* Begin SOURCE RECORDS *

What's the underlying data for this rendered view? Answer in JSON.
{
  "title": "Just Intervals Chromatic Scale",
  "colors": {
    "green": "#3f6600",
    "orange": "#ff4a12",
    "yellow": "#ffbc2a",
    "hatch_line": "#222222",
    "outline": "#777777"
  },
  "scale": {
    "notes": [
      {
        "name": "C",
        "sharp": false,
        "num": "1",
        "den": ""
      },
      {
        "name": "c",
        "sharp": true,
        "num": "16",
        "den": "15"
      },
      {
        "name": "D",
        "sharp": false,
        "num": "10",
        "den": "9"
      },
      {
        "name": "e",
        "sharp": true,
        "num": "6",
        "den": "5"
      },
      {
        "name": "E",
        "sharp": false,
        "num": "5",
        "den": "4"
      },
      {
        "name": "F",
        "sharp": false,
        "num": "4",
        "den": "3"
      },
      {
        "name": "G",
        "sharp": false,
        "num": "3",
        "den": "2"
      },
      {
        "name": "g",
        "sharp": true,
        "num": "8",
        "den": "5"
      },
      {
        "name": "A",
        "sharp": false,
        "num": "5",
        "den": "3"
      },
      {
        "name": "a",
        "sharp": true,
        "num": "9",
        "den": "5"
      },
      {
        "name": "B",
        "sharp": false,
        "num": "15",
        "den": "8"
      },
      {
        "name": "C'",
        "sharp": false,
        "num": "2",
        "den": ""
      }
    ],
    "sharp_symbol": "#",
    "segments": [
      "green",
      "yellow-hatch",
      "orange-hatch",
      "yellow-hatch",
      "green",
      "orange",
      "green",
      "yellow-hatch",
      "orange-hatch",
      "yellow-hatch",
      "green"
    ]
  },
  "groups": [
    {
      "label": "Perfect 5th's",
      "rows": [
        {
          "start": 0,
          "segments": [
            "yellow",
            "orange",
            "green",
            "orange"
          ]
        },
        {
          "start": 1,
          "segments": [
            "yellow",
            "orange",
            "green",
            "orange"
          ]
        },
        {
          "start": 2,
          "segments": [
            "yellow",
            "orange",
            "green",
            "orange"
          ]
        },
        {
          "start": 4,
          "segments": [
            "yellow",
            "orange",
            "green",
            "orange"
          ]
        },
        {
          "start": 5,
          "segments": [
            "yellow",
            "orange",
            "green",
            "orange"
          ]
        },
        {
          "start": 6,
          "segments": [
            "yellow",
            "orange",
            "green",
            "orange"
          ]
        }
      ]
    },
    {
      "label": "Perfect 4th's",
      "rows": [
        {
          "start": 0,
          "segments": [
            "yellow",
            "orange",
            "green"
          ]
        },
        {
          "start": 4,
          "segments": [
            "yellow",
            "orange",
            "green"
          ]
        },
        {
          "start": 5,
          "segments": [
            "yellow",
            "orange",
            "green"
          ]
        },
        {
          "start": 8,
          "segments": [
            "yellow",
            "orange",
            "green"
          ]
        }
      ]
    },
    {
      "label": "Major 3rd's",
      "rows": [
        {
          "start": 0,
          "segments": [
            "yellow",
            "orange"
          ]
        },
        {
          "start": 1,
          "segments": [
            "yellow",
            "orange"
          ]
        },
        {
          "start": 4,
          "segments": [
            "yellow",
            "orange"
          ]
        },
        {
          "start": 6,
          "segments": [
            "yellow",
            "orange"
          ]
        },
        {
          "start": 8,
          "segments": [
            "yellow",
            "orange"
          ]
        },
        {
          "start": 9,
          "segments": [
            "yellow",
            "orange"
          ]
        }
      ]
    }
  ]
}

* End SOURCE RECORDS *

• _TASK DETAILS_
Using the listing above, gather each line that holds the string "label" and copy it.

• _WORKED ANSWER_
      "label": "Perfect 5th's",
      "label": "Perfect 4th's",
      "label": "Major 3rd's",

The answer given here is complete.